## Written request:
Skip the pictures. Copy all the rest of the records down exactly.

START Supplied data

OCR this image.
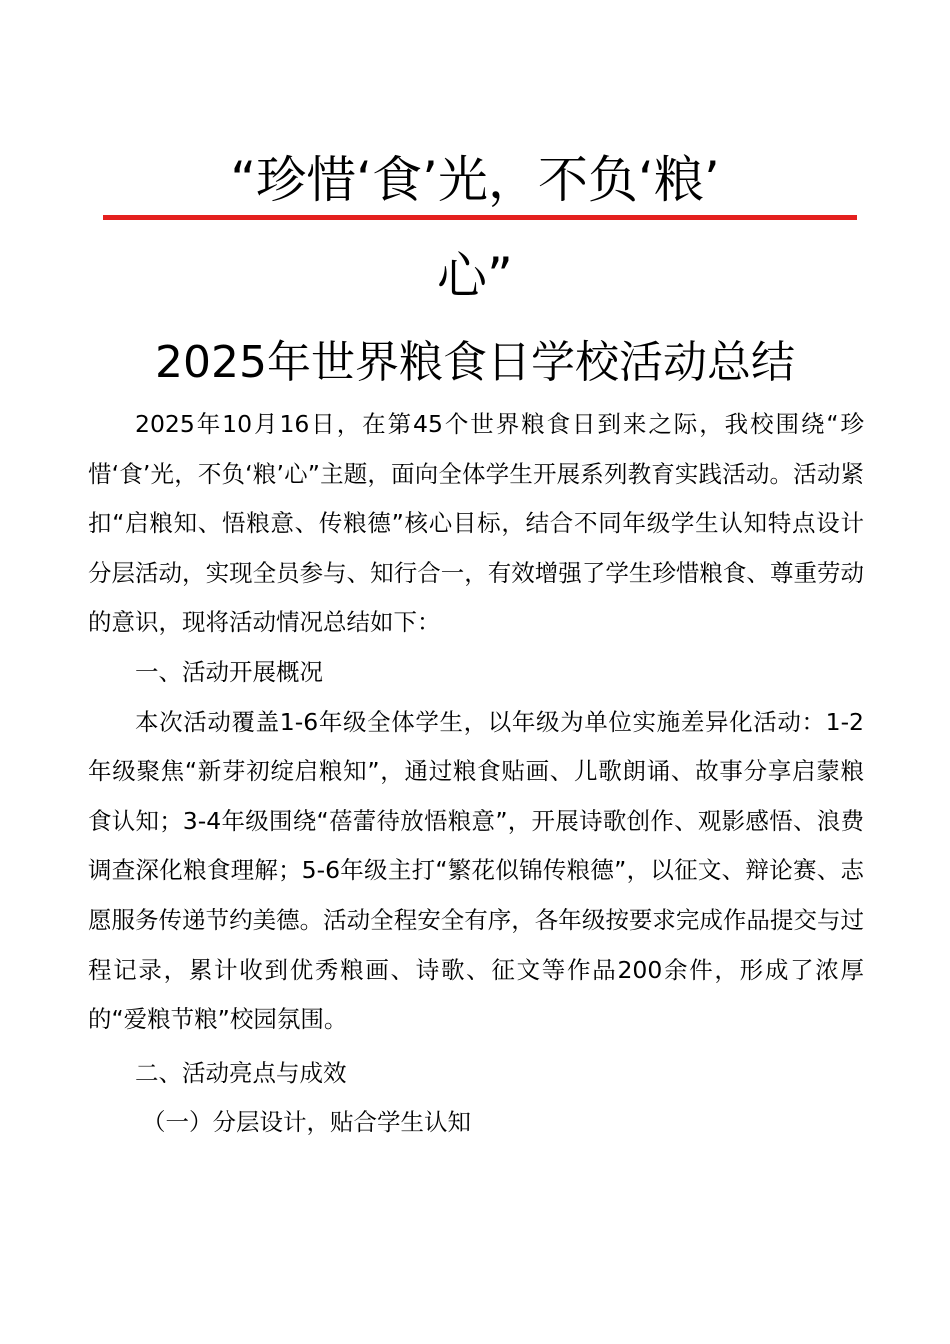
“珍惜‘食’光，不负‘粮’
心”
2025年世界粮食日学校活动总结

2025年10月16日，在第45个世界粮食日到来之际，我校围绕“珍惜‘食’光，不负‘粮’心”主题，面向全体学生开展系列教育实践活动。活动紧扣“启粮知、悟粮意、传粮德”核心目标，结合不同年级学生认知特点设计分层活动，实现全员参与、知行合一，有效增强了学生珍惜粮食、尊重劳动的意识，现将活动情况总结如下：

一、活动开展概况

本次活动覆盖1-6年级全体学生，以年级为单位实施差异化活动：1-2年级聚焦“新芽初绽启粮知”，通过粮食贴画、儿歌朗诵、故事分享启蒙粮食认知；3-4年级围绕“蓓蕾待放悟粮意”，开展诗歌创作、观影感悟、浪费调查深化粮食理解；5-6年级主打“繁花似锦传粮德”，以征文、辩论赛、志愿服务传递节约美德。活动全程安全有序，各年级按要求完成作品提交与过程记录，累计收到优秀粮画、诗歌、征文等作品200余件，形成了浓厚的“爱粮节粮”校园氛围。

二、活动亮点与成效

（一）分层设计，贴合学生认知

END Supplied data

## Output of the task:
OCR this image.
“珍惜‘食’光，不负‘粮’
心”
2025年世界粮食日学校活动总结

2025年10月16日，在第45个世界粮食日到来之际，我校围绕“珍惜‘食’光，不负‘粮’心”主题，面向全体学生开展系列教育实践活动。活动紧扣“启粮知、悟粮意、传粮德”核心目标，结合不同年级学生认知特点设计分层活动，实现全员参与、知行合一，有效增强了学生珍惜粮食、尊重劳动的意识，现将活动情况总结如下：

一、活动开展概况

本次活动覆盖1-6年级全体学生，以年级为单位实施差异化活动：1-2年级聚焦“新芽初绽启粮知”，通过粮食贴画、儿歌朗诵、故事分享启蒙粮食认知；3-4年级围绕“蓓蕾待放悟粮意”，开展诗歌创作、观影感悟、浪费调查深化粮食理解；5-6年级主打“繁花似锦传粮德”，以征文、辩论赛、志愿服务传递节约美德。活动全程安全有序，各年级按要求完成作品提交与过程记录，累计收到优秀粮画、诗歌、征文等作品200余件，形成了浓厚的“爱粮节粮”校园氛围。

二、活动亮点与成效

（一）分层设计，贴合学生认知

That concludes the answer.